Task statement → Only the lines with "after" in the entries below belong in the answer; please copy them.

******

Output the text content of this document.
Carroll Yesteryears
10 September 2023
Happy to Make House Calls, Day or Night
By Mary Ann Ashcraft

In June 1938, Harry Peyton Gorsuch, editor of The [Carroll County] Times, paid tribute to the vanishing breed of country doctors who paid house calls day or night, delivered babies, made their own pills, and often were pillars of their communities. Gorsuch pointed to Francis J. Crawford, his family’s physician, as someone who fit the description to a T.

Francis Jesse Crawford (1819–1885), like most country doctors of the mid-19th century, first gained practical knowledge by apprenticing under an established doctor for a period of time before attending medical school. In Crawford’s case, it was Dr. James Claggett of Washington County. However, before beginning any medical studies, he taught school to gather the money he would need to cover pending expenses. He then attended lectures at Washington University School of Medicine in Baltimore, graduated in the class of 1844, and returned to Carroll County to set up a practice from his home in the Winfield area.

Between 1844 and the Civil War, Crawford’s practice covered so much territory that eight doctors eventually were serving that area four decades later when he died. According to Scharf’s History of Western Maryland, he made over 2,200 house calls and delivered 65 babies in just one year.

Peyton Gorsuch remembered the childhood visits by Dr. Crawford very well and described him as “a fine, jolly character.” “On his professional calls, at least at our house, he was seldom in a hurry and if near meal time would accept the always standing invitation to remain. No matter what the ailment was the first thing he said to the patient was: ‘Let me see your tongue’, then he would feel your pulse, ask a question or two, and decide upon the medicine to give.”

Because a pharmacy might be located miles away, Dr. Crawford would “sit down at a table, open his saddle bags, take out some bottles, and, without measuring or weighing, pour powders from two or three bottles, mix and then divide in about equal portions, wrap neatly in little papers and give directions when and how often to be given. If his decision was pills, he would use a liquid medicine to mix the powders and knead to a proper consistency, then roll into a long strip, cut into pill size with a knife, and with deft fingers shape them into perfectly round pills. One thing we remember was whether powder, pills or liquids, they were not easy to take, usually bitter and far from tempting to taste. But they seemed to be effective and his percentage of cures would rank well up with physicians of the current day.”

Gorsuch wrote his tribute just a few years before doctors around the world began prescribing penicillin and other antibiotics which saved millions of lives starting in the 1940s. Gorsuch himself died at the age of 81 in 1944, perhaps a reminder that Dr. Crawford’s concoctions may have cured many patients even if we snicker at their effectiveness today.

******

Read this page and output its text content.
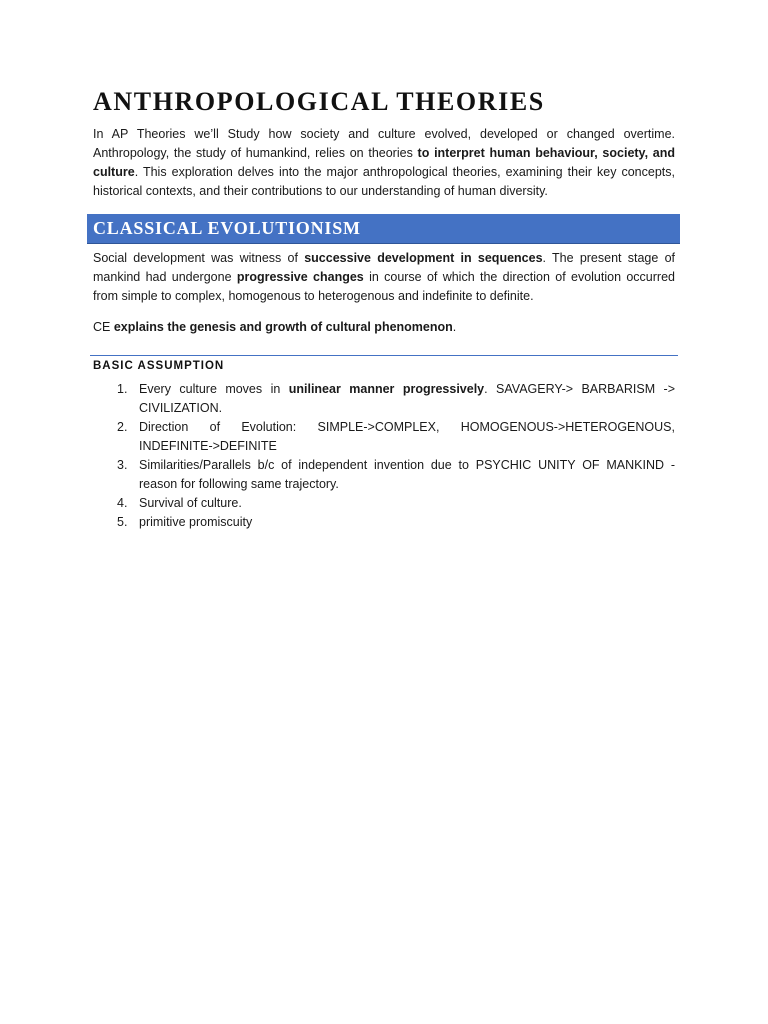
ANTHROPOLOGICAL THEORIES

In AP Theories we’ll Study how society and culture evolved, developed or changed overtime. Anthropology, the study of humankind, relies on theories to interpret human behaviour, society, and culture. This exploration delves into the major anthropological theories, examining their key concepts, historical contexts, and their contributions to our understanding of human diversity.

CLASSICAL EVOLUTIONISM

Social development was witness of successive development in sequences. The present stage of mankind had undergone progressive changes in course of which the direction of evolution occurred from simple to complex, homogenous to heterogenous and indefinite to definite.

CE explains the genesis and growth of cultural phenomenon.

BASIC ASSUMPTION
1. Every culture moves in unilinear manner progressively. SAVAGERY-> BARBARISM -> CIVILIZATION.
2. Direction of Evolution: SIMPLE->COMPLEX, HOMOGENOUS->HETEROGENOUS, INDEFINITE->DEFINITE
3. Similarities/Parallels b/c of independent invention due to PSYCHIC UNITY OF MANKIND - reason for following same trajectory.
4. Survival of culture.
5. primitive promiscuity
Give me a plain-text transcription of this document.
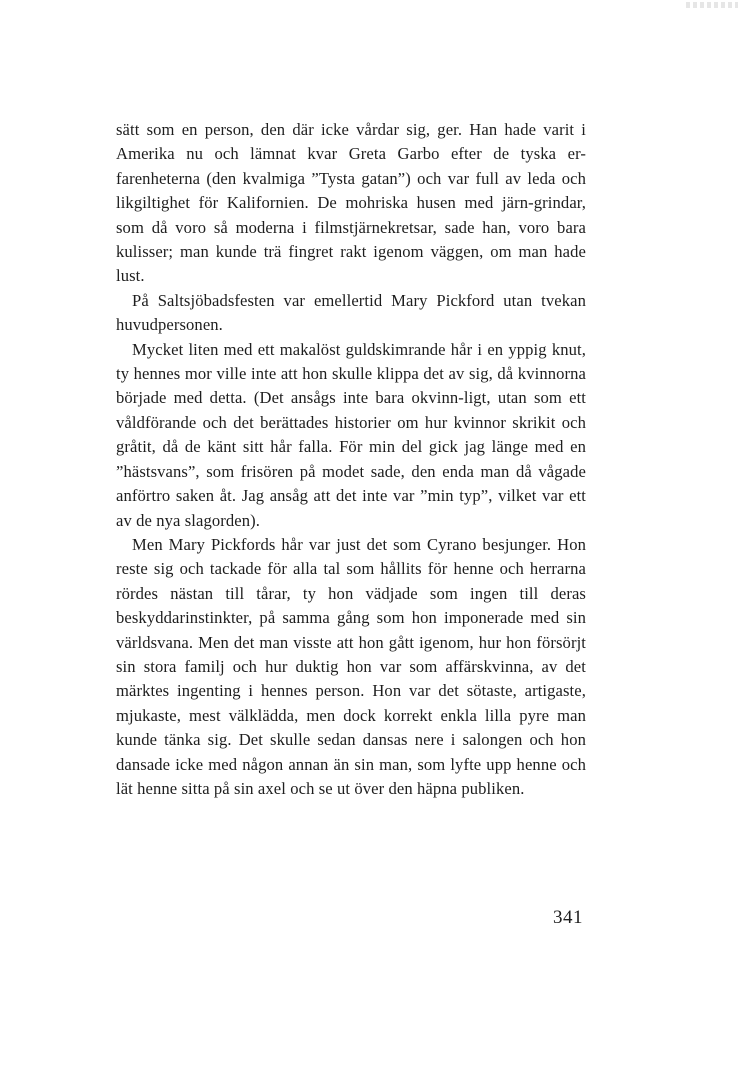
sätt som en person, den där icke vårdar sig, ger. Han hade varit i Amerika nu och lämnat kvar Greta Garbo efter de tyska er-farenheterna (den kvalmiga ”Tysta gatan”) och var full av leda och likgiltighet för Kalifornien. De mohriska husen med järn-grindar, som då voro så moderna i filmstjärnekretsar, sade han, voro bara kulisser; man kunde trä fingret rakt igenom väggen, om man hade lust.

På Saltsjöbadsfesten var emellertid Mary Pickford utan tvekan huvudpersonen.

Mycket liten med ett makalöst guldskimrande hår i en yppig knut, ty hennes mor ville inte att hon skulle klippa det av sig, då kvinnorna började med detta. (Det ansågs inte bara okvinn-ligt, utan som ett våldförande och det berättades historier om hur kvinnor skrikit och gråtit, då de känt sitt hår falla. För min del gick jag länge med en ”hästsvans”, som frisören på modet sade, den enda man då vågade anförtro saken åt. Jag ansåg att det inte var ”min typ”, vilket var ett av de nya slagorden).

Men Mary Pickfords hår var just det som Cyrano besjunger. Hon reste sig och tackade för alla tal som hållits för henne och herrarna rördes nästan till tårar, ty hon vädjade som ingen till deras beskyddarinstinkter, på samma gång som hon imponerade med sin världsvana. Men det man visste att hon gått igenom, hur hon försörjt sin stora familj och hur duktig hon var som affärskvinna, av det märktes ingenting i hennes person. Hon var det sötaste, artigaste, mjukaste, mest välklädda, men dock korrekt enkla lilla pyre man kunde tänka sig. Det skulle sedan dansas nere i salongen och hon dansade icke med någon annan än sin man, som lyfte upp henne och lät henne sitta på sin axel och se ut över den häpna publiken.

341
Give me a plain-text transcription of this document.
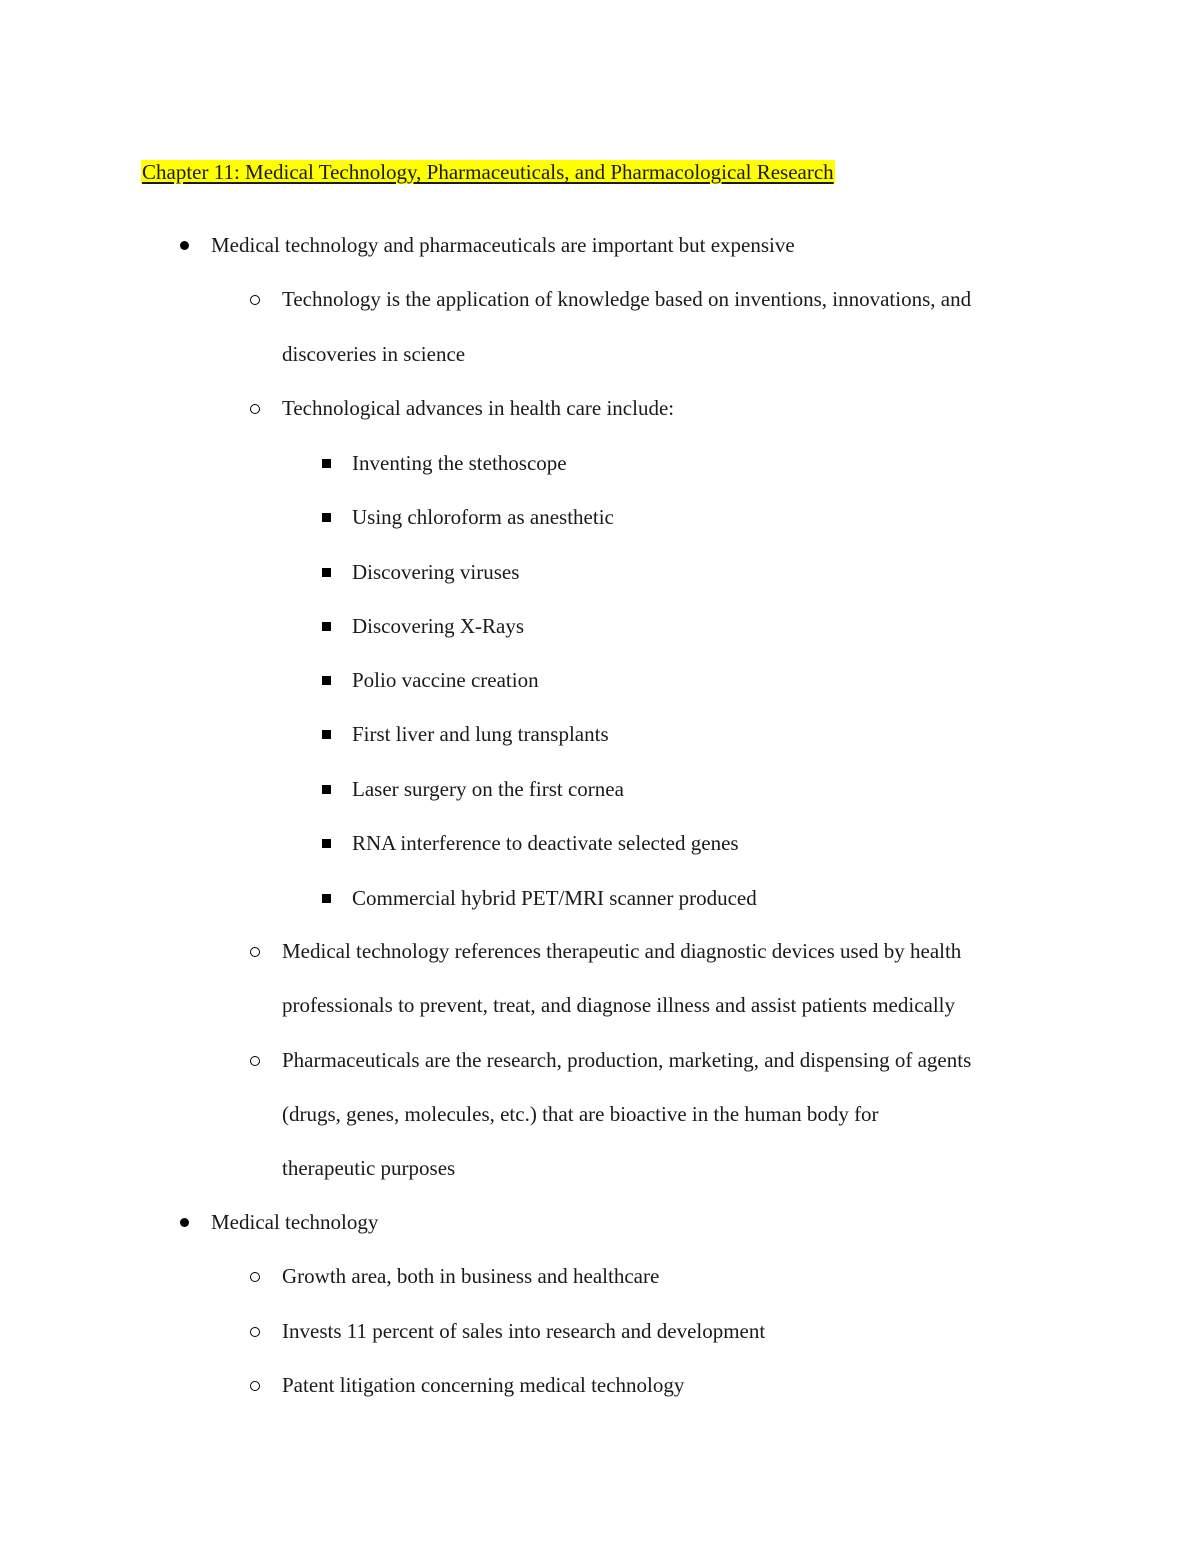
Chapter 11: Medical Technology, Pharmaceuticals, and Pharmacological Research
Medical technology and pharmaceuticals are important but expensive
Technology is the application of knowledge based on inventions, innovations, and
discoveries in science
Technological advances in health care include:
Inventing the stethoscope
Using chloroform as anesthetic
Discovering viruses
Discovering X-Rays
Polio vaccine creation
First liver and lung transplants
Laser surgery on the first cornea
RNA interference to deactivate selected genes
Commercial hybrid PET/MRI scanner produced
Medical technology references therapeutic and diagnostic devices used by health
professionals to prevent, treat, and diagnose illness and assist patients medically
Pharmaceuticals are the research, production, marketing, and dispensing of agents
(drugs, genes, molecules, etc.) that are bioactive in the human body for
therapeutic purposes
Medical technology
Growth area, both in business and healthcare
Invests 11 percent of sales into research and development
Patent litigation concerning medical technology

******

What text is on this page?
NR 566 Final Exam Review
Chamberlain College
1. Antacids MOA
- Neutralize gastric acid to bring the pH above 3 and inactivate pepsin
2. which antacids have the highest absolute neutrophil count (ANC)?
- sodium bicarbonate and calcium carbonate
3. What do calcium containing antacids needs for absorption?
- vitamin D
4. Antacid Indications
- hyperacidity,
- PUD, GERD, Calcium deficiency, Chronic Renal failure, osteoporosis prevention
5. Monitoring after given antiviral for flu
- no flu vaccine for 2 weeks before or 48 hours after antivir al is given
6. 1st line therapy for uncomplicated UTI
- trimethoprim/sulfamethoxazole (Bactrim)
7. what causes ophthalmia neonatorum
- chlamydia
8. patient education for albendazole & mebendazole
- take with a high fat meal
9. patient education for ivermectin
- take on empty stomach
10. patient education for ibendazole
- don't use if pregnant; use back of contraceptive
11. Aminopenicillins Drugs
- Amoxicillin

******

Result below →
5. Monitoring after given antiviral for flu
- no flu vaccine for 2 weeks before or 48 hours after antivir al is given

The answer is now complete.